Stated problem – Determine which lines contain the word "color", then copy those lines.

[Items listed in a dataset]
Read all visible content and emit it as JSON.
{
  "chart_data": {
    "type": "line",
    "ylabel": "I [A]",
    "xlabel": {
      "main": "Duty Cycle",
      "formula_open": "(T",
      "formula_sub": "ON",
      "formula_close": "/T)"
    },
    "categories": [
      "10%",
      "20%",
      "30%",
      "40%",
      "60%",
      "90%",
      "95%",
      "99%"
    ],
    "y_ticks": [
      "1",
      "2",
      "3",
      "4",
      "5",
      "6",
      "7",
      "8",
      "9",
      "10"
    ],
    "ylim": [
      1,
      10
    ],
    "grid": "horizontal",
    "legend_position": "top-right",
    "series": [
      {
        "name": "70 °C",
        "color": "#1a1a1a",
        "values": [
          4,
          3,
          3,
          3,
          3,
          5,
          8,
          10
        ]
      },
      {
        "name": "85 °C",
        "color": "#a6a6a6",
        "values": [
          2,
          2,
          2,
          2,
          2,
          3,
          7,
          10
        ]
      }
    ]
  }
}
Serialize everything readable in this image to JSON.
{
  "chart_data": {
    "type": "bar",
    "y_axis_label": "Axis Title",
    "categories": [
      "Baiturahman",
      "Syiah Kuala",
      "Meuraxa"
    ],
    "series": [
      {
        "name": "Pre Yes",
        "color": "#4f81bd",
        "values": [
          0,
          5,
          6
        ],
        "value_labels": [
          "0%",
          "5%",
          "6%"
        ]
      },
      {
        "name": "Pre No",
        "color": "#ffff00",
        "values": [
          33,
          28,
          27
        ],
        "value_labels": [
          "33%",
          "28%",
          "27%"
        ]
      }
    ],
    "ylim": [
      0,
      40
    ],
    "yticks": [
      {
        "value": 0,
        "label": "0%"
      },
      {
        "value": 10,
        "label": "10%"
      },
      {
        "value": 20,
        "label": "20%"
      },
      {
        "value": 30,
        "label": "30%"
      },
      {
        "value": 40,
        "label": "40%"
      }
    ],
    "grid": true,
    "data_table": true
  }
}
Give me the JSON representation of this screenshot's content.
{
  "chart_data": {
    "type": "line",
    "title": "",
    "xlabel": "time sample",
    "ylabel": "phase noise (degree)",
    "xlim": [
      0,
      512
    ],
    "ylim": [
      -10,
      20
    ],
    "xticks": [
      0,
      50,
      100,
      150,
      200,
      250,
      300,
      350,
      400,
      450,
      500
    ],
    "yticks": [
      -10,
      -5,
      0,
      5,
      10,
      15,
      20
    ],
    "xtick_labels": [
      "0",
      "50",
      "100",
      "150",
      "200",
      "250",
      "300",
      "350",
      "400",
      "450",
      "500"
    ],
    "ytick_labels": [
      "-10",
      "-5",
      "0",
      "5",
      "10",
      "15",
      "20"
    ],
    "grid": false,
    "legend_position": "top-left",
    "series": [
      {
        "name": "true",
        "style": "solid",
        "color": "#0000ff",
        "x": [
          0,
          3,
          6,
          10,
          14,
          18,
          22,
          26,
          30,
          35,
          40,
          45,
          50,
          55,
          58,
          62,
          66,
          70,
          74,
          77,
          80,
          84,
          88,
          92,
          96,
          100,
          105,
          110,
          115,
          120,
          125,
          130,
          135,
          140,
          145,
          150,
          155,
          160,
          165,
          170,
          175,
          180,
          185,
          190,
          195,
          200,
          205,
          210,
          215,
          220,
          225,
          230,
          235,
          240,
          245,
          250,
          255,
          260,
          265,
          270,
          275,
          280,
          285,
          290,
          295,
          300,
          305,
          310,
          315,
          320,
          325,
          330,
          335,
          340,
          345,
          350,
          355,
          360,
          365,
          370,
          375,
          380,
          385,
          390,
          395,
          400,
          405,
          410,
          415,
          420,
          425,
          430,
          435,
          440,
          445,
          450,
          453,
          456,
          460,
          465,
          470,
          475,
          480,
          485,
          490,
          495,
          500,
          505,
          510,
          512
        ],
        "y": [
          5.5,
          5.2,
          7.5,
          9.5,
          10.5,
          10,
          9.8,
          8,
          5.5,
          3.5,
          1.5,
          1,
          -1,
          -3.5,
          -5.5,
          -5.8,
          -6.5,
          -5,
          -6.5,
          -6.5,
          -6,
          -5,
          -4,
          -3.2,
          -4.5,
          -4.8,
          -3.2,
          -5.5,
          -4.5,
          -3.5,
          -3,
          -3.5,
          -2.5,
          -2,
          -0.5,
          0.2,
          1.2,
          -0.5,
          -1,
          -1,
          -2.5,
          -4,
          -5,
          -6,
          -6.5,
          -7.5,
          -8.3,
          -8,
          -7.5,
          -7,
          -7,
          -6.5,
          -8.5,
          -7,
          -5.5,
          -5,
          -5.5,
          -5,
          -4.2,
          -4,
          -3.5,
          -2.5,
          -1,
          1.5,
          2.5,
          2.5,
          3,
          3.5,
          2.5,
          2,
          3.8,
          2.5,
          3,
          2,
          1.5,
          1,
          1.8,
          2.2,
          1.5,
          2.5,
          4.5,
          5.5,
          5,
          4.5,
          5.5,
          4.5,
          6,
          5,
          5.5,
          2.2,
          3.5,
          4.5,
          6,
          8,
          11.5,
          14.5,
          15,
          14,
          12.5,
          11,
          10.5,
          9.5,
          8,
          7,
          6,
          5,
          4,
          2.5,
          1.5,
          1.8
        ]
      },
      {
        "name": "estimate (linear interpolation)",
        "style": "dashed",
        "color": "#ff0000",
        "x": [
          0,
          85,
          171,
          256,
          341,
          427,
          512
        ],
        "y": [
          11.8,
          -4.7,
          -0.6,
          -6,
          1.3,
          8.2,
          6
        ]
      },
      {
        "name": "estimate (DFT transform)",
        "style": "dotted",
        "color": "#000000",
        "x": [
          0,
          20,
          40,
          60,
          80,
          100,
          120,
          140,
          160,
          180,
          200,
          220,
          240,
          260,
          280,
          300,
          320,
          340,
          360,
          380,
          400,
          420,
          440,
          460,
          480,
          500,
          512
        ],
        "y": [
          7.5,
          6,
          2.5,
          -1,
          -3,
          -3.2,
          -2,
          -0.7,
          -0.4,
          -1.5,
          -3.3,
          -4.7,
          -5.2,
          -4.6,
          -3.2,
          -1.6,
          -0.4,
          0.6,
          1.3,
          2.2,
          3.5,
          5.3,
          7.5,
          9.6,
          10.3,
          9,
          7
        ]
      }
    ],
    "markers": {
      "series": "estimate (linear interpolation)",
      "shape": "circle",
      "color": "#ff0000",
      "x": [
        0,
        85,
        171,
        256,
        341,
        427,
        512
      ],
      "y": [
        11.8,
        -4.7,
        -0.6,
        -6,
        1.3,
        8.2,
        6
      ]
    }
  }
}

Correct answer –
        "color": "#1a1a1a",
        "color": "#a6a6a6",
        "color": "#4f81bd",
        "color": "#ffff00",
        "color": "#0000ff",
        "color": "#ff0000",
        "color": "#000000",
      "color": "#ff0000",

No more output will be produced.